'''

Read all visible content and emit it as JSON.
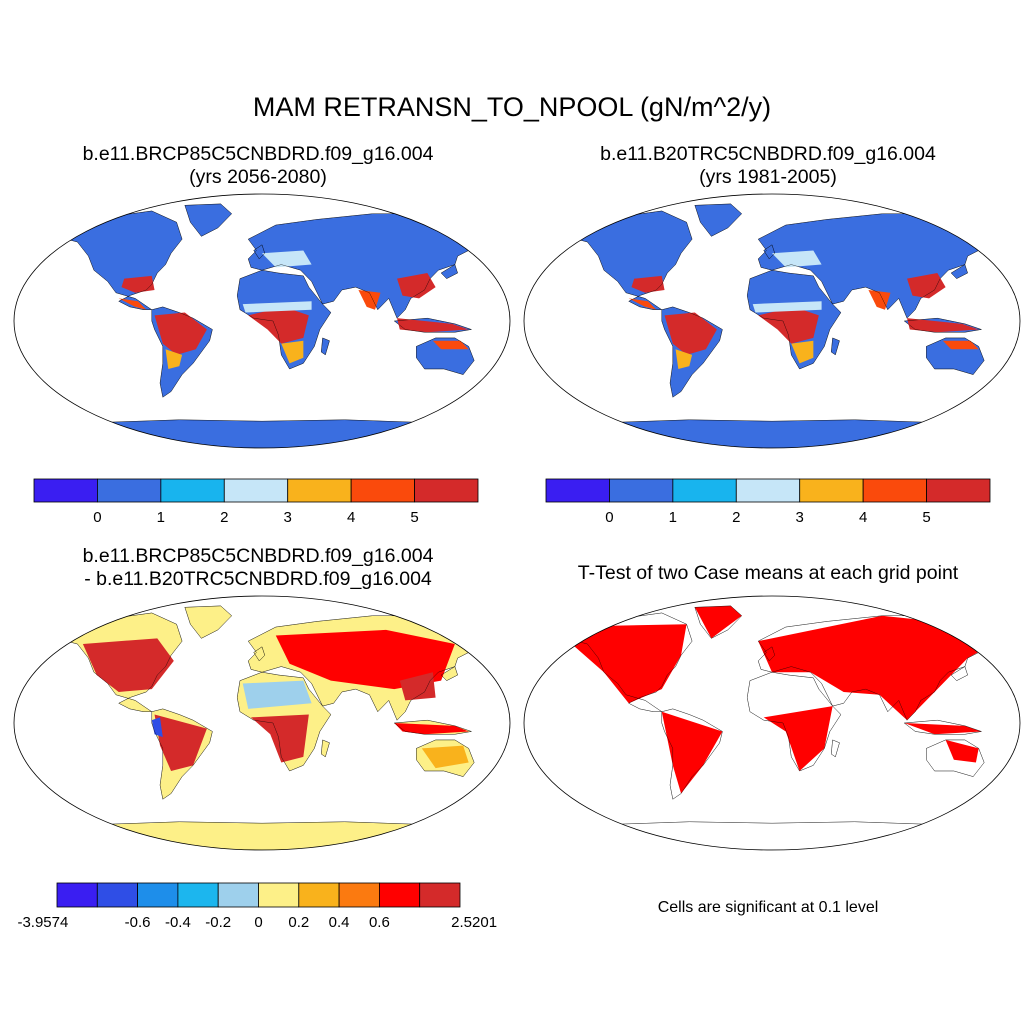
{
  "title": "MAM RETRANSN_TO_NPOOL (gN/m^2/y)",
  "panels": [
    {
      "id": "p1",
      "case": "b.e11.BRCP85C5CNBDRD.f09_g16.004",
      "subtitle": "(yrs 2056-2080)"
    },
    {
      "id": "p2",
      "case": "b.e11.B20TRC5CNBDRD.f09_g16.004",
      "subtitle": "(yrs 1981-2005)"
    },
    {
      "id": "p3",
      "case": "b.e11.BRCP85C5CNBDRD.f09_g16.004",
      "subtitle": "- b.e11.B20TRC5CNBDRD.f09_g16.004"
    },
    {
      "id": "p4",
      "case": "T-Test of two Case means at each grid point",
      "subtitle": ""
    }
  ],
  "colorbar_abs": {
    "colors": [
      "#3a1ef2",
      "#3a6ee0",
      "#18b4ee",
      "#c6e6f8",
      "#f9b21c",
      "#fa4a0c",
      "#d42a2a"
    ],
    "labels": [
      "0",
      "1",
      "2",
      "3",
      "4",
      "5"
    ]
  },
  "colorbar_diff": {
    "colors": [
      "#3a1ef2",
      "#2f4ee6",
      "#1e8eea",
      "#1cb6ee",
      "#9ed0ec",
      "#fdf088",
      "#f9b21c",
      "#fb7a10",
      "#ff0000",
      "#d42a2a"
    ],
    "labels": [
      "-3.9574",
      "-0.6",
      "-0.4",
      "-0.2",
      "0",
      "0.2",
      "0.4",
      "0.6",
      "2.5201"
    ]
  },
  "significance_note": "Cells are significant at 0.1 level"
}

'''

> EXERCISE OBJECTIVE:
Which lines of the data include "case"? Copy each of them.

> COMPLETE RESPONSE:
      "case": "b.e11.BRCP85C5CNBDRD.f09_g16.004",
      "case": "b.e11.B20TRC5CNBDRD.f09_g16.004",
      "case": "b.e11.BRCP85C5CNBDRD.f09_g16.004",
      "case": "T-Test of two Case means at each grid point",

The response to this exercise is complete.